The answer is one number: how many lines hold the string "frac".

> **Data records**:
__________

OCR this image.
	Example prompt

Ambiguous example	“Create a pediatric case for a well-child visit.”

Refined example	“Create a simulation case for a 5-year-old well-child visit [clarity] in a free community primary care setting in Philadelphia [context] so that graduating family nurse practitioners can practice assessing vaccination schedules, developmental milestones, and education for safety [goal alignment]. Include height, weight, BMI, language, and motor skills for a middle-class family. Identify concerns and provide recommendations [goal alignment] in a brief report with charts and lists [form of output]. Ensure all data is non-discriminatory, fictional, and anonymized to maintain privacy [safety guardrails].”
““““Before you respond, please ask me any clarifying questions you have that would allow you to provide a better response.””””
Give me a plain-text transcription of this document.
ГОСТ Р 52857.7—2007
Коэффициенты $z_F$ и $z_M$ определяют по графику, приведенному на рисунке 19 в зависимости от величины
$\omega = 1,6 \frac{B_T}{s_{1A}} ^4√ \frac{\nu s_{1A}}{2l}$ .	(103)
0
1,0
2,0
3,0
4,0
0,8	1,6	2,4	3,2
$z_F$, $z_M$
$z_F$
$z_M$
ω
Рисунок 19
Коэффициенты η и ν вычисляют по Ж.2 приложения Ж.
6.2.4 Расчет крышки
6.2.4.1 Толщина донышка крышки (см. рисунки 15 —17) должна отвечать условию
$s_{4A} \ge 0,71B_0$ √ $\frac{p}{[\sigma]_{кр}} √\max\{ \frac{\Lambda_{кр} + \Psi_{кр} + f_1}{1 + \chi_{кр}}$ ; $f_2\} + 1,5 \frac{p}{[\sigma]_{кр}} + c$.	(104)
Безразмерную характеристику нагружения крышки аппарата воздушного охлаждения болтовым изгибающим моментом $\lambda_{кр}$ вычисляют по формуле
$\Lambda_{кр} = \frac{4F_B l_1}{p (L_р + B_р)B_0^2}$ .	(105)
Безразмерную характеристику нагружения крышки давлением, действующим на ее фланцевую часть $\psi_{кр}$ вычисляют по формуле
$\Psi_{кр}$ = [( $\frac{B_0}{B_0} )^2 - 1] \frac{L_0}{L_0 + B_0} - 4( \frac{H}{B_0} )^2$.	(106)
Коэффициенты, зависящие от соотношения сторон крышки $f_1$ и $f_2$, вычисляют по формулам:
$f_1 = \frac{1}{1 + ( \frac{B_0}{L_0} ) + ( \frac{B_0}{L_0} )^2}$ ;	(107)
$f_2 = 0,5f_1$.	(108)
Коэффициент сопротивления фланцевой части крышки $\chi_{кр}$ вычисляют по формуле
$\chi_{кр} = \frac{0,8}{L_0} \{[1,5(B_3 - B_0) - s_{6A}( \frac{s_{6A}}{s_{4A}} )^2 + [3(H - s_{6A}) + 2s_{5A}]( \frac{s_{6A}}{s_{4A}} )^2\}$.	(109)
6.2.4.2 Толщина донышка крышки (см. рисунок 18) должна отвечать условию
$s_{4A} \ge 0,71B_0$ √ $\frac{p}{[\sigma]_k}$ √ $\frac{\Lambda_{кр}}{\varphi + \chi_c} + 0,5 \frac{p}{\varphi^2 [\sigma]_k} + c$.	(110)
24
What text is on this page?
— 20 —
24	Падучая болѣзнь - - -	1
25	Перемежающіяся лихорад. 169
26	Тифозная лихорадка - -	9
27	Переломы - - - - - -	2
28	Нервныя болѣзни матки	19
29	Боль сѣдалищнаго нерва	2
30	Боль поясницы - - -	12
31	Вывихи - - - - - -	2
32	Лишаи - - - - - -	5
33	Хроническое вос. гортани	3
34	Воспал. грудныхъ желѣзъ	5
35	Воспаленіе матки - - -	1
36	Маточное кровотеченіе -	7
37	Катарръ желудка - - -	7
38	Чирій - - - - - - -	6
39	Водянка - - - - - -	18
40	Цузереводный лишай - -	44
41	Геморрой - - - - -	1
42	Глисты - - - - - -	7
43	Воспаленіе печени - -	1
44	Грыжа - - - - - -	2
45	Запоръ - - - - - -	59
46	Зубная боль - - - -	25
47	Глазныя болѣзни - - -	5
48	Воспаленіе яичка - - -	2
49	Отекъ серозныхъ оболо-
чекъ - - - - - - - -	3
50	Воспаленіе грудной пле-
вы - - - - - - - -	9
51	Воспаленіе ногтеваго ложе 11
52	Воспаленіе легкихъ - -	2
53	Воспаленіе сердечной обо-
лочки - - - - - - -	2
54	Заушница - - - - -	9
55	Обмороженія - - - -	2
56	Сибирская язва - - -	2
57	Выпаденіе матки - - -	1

__________

> **Correct response**: 7